[Records about charts and figures]
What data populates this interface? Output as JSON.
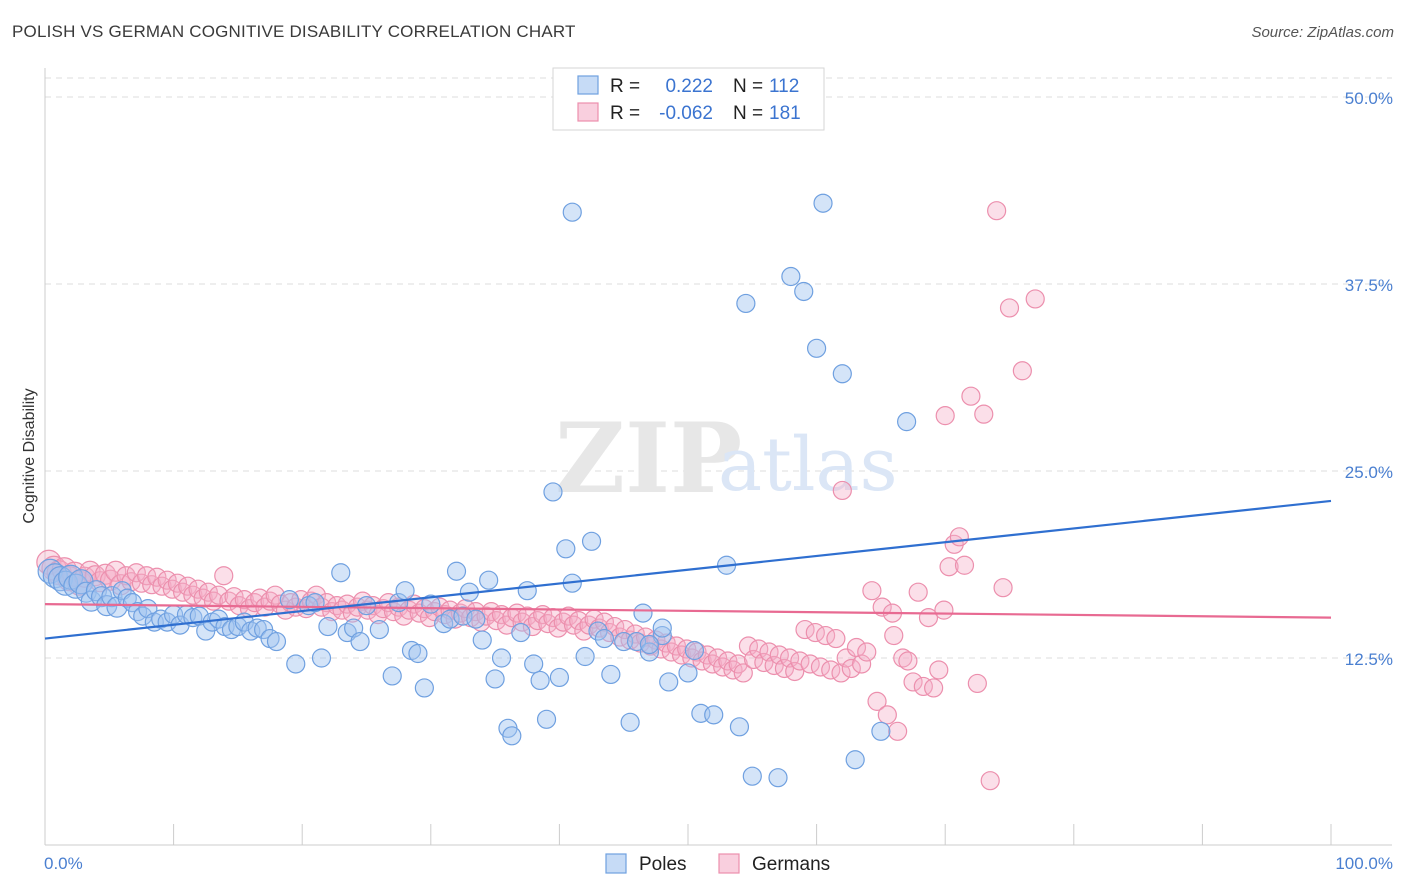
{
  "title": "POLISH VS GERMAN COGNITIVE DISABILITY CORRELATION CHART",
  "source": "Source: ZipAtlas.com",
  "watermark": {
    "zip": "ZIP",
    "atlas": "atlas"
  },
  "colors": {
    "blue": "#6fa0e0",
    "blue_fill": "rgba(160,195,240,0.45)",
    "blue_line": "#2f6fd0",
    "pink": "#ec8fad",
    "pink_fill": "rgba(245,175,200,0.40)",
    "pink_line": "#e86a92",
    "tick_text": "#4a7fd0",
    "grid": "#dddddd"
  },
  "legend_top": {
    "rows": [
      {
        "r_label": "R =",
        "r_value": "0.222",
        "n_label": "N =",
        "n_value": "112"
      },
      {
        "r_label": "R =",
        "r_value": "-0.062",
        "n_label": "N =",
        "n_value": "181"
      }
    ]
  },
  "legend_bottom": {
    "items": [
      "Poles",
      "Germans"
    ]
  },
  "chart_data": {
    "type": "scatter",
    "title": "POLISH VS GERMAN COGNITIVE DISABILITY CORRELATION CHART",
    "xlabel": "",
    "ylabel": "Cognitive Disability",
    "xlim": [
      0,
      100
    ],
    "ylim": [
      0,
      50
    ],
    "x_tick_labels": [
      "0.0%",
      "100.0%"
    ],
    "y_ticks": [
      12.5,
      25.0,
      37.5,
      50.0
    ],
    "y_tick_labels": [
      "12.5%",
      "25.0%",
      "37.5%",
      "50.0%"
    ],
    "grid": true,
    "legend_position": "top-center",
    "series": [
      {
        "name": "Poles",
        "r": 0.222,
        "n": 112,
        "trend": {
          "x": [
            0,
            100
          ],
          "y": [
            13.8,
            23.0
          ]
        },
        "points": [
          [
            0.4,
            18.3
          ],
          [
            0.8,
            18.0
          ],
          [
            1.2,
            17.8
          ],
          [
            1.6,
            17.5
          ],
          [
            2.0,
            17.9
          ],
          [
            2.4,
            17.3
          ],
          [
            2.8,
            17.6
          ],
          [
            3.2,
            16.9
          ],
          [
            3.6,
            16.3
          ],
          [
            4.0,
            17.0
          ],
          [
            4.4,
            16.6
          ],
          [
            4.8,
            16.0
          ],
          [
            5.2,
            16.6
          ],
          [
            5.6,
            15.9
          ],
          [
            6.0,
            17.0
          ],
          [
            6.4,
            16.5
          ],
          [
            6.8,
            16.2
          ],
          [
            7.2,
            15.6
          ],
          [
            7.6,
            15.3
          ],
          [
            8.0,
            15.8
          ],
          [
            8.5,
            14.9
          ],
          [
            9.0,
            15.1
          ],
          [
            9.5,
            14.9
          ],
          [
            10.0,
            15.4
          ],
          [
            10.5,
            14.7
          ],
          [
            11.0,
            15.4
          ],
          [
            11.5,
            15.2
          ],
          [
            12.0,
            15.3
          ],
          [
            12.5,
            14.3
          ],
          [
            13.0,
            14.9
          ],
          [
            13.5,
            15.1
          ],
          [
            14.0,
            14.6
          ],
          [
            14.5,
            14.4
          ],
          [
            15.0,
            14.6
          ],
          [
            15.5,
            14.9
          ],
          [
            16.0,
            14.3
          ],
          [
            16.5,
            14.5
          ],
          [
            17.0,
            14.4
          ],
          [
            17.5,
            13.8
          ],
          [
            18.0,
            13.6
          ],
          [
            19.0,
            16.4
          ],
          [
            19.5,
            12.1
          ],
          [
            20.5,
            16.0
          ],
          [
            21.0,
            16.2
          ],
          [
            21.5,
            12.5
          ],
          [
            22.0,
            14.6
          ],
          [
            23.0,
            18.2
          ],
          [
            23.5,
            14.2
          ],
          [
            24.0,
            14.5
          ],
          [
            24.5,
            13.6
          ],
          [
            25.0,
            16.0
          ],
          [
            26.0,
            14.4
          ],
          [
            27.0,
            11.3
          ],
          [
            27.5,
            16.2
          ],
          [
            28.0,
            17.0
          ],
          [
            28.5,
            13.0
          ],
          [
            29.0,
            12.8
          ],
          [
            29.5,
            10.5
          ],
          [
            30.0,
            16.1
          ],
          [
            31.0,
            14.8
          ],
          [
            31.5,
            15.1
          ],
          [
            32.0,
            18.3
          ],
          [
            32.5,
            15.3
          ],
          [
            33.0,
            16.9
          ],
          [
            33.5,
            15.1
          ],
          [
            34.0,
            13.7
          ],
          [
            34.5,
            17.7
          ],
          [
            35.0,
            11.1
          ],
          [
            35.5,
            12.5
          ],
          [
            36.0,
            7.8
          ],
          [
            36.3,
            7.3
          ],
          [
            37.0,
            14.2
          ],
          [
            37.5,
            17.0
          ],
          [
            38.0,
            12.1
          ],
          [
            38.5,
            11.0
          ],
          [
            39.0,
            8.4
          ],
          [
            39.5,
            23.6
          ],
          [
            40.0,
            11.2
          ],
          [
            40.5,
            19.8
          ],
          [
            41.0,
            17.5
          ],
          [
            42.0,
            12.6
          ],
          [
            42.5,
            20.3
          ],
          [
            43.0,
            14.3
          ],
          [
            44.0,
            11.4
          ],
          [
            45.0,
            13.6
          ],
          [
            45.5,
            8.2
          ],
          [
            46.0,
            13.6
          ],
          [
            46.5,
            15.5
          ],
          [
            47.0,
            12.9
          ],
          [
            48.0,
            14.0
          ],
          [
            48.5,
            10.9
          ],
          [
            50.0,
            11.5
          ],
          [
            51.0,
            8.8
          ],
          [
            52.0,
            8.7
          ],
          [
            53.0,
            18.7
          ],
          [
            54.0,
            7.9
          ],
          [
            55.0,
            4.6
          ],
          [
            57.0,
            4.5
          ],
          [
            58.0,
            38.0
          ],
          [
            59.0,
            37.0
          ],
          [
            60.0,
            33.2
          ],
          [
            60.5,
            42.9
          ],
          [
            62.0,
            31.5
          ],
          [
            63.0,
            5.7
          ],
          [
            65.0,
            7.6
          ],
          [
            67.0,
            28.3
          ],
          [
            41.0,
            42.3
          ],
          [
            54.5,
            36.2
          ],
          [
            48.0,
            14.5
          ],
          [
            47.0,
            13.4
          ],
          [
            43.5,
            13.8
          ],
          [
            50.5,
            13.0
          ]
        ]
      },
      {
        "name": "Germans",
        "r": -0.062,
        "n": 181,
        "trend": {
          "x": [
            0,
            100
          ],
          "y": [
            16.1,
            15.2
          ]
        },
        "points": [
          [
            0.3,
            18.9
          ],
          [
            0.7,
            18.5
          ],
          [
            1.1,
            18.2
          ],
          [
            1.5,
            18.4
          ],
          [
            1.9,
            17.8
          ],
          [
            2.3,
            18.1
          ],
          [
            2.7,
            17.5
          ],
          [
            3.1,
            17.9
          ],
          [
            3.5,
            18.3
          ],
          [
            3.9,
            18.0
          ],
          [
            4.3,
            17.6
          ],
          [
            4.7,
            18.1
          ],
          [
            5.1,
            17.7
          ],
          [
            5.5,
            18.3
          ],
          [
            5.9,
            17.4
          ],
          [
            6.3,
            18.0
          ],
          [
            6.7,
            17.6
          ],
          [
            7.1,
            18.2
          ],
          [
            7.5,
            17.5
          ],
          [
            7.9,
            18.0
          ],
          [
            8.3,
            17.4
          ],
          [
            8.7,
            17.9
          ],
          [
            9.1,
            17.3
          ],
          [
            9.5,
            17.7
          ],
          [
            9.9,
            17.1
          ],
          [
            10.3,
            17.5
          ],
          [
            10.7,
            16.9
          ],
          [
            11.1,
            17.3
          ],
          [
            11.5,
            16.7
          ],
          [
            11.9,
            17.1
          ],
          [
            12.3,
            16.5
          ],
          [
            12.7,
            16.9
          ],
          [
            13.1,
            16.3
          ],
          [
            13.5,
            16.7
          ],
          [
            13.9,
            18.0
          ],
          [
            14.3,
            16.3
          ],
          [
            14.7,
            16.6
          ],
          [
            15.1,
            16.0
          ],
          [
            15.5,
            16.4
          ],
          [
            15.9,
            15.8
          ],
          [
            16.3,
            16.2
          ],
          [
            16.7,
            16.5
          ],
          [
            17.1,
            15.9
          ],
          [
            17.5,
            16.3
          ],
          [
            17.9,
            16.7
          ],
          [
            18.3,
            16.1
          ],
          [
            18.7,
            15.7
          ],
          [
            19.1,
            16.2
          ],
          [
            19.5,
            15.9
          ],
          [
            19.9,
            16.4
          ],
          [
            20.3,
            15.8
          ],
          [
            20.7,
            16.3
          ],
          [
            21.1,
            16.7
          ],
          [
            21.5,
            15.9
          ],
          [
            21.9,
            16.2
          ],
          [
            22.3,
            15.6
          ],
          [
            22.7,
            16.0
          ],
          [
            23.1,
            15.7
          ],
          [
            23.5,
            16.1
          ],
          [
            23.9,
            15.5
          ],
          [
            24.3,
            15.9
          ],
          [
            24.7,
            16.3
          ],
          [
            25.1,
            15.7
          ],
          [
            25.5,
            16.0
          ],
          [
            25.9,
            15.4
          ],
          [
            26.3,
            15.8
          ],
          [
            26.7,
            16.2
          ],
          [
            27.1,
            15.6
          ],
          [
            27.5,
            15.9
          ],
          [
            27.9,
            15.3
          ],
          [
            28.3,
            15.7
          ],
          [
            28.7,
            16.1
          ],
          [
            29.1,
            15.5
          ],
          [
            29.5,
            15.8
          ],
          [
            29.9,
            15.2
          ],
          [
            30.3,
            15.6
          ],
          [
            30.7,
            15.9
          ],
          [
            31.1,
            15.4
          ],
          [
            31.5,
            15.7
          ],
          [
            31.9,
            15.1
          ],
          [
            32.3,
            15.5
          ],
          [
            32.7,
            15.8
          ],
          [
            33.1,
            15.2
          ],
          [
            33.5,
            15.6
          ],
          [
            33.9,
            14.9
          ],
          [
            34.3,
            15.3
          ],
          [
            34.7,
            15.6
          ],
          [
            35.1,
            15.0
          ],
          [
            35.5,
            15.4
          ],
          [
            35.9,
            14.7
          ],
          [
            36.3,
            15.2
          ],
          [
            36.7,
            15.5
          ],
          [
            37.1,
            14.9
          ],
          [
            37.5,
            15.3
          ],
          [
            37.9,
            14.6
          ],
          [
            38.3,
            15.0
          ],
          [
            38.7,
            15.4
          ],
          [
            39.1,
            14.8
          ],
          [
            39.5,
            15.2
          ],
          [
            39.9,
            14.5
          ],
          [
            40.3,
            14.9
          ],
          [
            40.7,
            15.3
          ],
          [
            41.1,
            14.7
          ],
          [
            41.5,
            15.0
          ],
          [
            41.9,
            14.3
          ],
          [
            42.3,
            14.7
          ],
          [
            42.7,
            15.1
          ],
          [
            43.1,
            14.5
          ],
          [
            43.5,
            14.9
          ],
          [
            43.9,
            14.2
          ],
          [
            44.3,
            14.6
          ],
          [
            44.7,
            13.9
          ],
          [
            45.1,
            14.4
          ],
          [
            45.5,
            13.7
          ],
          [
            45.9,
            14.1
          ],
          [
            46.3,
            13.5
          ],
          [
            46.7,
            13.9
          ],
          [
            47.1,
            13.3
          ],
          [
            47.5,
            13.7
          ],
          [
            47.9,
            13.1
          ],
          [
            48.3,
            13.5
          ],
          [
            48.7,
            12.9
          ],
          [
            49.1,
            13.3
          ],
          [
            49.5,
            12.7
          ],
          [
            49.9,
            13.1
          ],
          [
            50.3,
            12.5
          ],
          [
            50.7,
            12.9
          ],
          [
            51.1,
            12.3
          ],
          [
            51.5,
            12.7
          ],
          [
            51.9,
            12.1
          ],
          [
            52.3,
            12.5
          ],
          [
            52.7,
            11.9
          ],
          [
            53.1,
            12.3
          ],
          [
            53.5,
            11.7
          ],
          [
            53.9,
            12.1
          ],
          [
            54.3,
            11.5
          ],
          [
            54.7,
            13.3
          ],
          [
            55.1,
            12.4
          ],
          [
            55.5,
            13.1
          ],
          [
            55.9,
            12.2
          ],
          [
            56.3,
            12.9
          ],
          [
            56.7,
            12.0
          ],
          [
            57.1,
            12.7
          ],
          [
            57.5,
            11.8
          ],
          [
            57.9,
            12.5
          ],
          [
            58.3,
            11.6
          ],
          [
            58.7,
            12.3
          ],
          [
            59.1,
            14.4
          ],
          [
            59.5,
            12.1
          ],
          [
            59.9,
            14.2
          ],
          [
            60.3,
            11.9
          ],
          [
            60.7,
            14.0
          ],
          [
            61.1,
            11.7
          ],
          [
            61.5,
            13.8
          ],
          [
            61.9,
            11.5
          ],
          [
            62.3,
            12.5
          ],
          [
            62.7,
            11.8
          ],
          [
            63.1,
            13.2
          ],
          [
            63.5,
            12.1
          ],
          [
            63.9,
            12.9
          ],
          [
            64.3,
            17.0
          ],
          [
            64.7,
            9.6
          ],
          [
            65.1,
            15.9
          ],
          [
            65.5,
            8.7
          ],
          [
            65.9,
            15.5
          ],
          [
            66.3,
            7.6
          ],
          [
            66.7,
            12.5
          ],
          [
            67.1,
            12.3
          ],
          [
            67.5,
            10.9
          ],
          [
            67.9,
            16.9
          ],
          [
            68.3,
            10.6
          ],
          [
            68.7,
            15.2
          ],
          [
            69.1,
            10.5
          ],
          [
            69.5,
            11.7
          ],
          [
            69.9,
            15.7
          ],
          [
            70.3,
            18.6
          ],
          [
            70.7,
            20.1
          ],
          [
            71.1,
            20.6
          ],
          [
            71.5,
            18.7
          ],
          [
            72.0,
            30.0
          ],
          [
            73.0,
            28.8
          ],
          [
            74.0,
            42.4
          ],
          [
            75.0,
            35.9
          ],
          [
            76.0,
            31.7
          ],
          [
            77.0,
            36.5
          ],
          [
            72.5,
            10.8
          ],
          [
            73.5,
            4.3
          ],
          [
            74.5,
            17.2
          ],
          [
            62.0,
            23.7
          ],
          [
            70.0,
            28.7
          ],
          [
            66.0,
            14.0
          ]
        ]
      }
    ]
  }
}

* Stated task
Copy down every line of the material above that includes the string "title".

* Output
  "title": "POLISH VS GERMAN COGNITIVE DISABILITY CORRELATION CHART",
    "title": "POLISH VS GERMAN COGNITIVE DISABILITY CORRELATION CHART",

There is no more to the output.